Input rows:

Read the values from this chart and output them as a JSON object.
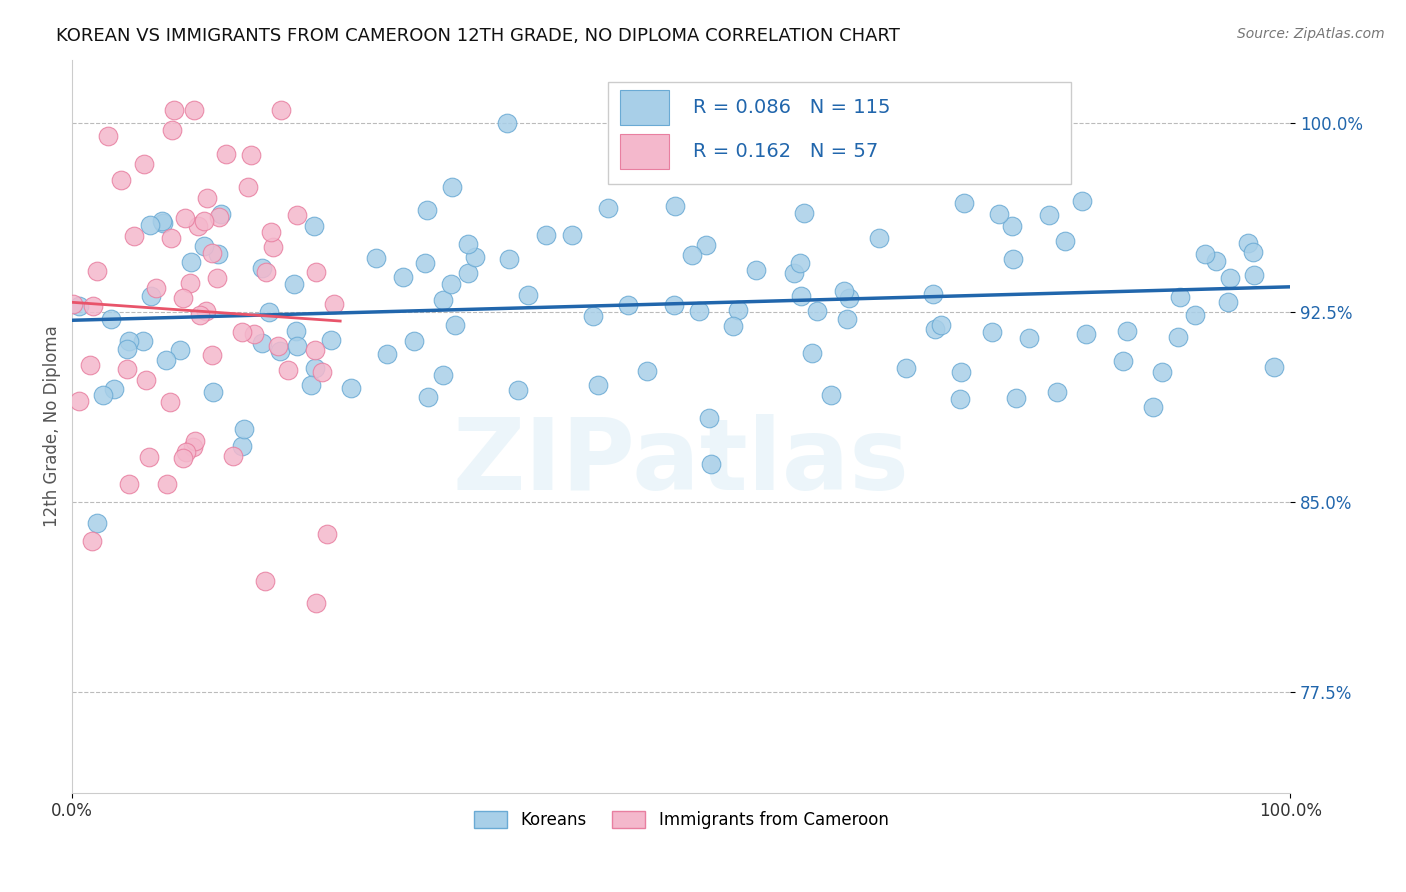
{
  "title": "KOREAN VS IMMIGRANTS FROM CAMEROON 12TH GRADE, NO DIPLOMA CORRELATION CHART",
  "source_text": "Source: ZipAtlas.com",
  "ylabel": "12th Grade, No Diploma",
  "xmin": 0.0,
  "xmax": 1.0,
  "ymin": 0.735,
  "ymax": 1.025,
  "yticks": [
    0.775,
    0.85,
    0.925,
    1.0
  ],
  "yticklabels": [
    "77.5%",
    "85.0%",
    "92.5%",
    "100.0%"
  ],
  "blue_R": 0.086,
  "blue_N": 115,
  "pink_R": 0.162,
  "pink_N": 57,
  "blue_marker_color": "#a8cfe8",
  "blue_edge_color": "#6aaad4",
  "pink_marker_color": "#f4b8cc",
  "pink_edge_color": "#e87fa0",
  "blue_line_color": "#2166ac",
  "pink_line_color": "#e8546a",
  "legend_blue_label": "Koreans",
  "legend_pink_label": "Immigrants from Cameroon",
  "background_color": "#ffffff",
  "watermark_text": "ZIPatlas"
}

Challenge:
Every entry above is to be set down exactly; the pictures are to be left out.

Full answer:
Read the values from this chart and output them as a JSON object.
{
  "title": "KOREAN VS IMMIGRANTS FROM CAMEROON 12TH GRADE, NO DIPLOMA CORRELATION CHART",
  "source_text": "Source: ZipAtlas.com",
  "ylabel": "12th Grade, No Diploma",
  "xmin": 0.0,
  "xmax": 1.0,
  "ymin": 0.735,
  "ymax": 1.025,
  "yticks": [
    0.775,
    0.85,
    0.925,
    1.0
  ],
  "yticklabels": [
    "77.5%",
    "85.0%",
    "92.5%",
    "100.0%"
  ],
  "blue_R": 0.086,
  "blue_N": 115,
  "pink_R": 0.162,
  "pink_N": 57,
  "blue_marker_color": "#a8cfe8",
  "blue_edge_color": "#6aaad4",
  "pink_marker_color": "#f4b8cc",
  "pink_edge_color": "#e87fa0",
  "blue_line_color": "#2166ac",
  "pink_line_color": "#e8546a",
  "legend_blue_label": "Koreans",
  "legend_pink_label": "Immigrants from Cameroon",
  "background_color": "#ffffff",
  "watermark_text": "ZIPatlas"
}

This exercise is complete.